» **To be done**:
How many lines of the records below contain the word "What"? Answer with the number alone.

Dataset items
§ §

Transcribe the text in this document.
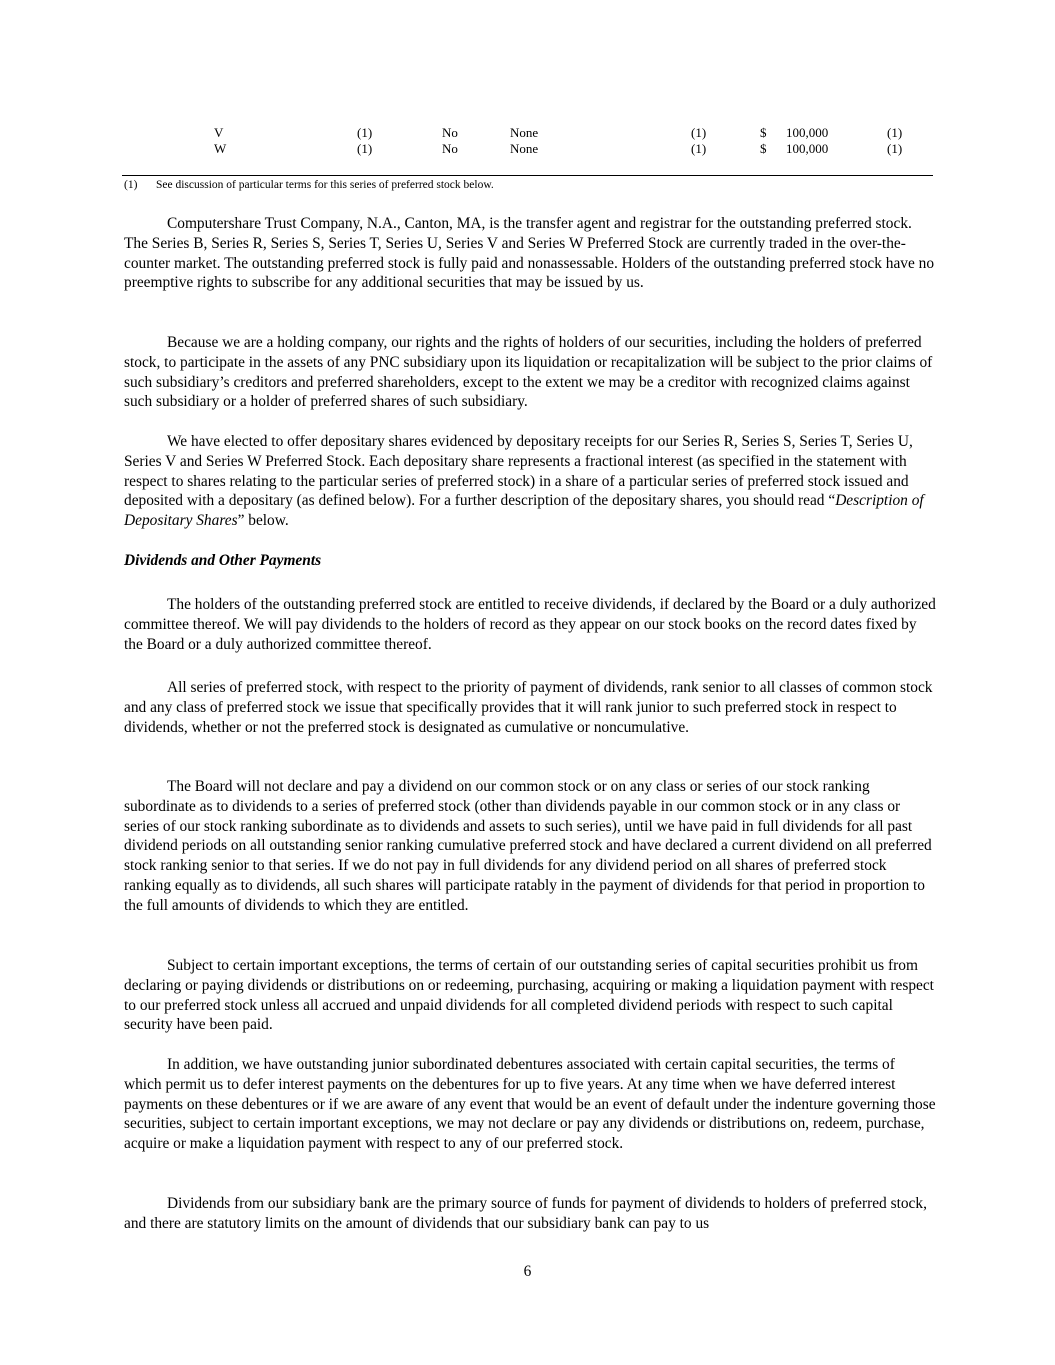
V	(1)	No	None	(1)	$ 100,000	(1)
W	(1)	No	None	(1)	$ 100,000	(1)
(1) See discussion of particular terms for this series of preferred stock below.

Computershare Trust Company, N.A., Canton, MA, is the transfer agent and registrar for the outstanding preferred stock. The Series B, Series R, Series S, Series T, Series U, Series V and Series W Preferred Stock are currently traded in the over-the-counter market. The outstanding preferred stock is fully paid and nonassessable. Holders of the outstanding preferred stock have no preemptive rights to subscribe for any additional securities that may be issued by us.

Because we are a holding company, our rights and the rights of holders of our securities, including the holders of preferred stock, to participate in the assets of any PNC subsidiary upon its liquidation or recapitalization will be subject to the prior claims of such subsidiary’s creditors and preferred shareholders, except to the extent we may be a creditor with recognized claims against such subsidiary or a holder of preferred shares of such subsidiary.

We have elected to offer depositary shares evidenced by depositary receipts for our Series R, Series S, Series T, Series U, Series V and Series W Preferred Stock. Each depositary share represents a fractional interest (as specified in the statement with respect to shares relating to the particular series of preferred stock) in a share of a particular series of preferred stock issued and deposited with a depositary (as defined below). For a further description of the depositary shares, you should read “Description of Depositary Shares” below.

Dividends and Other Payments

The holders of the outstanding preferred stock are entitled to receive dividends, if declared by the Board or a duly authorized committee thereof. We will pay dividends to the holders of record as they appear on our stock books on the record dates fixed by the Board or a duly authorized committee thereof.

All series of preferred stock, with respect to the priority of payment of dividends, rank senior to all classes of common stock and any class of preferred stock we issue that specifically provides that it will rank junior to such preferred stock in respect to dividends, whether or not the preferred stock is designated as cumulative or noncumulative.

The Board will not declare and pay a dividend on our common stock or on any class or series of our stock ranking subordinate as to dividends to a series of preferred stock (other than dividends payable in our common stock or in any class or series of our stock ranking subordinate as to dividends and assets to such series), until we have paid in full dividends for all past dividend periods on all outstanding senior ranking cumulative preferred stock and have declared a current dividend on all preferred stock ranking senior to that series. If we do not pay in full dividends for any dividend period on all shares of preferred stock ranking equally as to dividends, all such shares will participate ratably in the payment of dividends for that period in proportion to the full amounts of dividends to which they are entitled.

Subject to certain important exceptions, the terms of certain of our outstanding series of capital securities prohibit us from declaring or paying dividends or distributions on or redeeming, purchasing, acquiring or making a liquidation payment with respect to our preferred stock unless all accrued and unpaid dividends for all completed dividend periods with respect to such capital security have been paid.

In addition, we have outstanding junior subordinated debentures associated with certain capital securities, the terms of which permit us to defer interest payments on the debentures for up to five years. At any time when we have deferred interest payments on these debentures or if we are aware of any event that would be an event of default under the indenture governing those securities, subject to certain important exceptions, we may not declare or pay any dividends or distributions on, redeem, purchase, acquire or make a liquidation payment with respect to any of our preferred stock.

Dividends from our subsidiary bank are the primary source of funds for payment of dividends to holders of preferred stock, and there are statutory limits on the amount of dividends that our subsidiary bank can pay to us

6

§ §

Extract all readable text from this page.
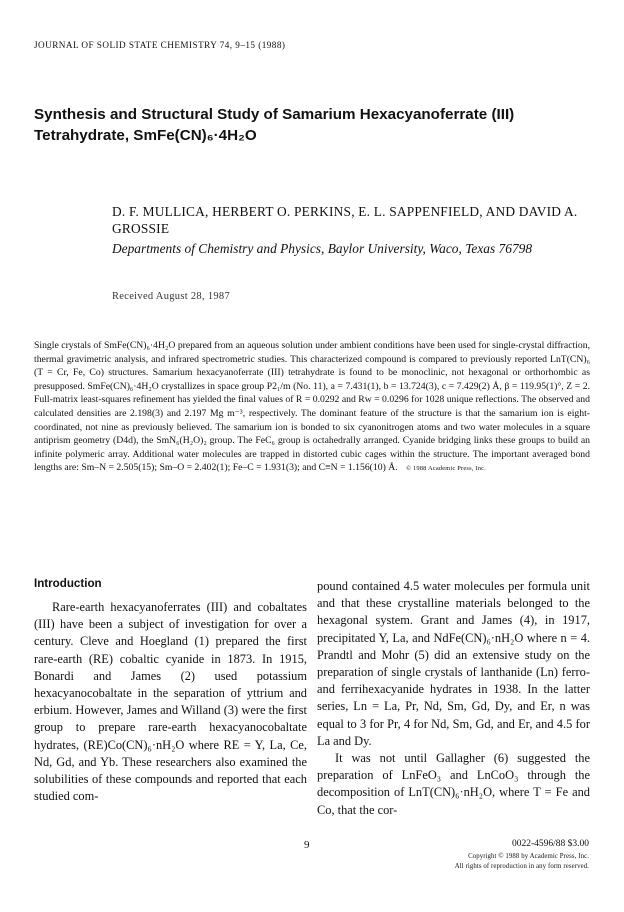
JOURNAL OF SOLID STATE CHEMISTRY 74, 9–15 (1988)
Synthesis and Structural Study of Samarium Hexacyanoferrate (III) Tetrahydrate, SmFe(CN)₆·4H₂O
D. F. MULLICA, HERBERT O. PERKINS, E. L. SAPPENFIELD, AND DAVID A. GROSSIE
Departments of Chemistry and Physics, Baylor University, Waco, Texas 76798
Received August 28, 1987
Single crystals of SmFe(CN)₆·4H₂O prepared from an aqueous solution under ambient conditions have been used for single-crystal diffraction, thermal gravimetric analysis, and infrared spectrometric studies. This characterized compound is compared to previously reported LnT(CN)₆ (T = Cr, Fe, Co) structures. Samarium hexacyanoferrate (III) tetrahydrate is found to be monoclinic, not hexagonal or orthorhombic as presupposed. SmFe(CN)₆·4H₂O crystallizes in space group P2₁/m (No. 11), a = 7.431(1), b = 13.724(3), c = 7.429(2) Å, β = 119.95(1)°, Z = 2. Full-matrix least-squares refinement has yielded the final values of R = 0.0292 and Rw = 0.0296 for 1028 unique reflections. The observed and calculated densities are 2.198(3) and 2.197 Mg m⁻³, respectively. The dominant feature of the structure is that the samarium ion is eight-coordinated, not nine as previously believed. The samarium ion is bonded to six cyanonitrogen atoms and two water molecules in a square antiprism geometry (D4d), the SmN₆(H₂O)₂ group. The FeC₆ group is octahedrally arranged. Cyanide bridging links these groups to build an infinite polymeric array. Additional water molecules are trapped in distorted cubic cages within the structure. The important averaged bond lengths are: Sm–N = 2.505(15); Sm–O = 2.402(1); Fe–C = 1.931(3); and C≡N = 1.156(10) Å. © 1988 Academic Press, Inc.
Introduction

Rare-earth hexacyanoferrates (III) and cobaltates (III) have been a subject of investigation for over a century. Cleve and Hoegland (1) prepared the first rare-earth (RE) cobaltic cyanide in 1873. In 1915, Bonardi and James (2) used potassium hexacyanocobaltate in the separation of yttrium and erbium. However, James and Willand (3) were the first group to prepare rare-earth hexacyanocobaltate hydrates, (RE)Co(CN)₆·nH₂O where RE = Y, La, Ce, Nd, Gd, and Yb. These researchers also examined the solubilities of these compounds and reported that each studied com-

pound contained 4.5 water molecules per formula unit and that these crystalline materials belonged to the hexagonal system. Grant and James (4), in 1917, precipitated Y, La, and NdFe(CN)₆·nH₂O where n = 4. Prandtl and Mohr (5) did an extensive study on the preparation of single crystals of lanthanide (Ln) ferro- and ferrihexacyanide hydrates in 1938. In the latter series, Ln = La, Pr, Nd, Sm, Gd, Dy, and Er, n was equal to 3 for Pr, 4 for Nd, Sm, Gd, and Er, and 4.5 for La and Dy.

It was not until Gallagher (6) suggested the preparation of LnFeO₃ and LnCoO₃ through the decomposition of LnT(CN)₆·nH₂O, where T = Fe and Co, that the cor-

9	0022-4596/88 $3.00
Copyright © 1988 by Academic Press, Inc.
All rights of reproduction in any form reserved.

§ §

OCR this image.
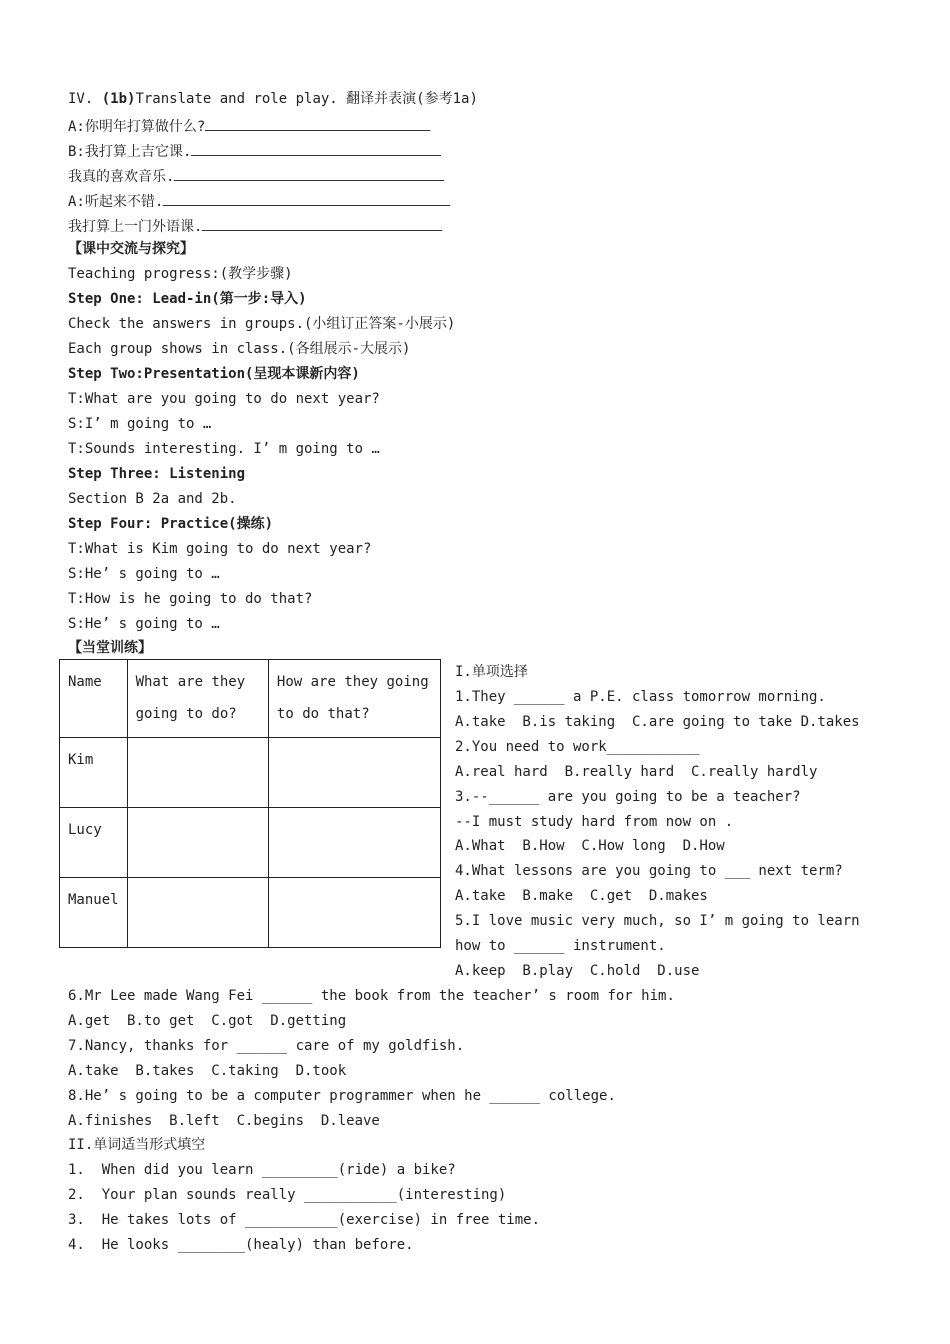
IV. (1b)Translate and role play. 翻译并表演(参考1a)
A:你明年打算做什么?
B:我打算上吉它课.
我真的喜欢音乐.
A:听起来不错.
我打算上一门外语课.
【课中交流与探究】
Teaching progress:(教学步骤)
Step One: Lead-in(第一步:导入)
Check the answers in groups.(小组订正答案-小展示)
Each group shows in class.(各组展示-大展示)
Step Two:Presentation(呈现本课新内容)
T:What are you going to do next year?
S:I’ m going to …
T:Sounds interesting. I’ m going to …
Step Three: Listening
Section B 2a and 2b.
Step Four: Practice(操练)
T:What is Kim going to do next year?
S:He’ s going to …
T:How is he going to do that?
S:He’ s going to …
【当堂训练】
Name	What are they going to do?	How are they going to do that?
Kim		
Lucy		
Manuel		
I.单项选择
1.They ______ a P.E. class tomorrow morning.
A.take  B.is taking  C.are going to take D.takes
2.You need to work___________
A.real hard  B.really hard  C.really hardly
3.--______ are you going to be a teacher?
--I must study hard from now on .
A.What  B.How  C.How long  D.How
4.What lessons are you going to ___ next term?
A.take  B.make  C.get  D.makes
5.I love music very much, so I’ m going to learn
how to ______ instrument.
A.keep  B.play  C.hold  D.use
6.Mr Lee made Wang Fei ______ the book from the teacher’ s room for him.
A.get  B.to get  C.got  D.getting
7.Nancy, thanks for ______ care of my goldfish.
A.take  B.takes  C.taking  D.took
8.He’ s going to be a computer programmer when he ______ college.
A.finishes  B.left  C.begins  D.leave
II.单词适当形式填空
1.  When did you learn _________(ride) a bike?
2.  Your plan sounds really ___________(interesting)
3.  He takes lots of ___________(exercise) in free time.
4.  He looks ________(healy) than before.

§ §

» **Solution**:
5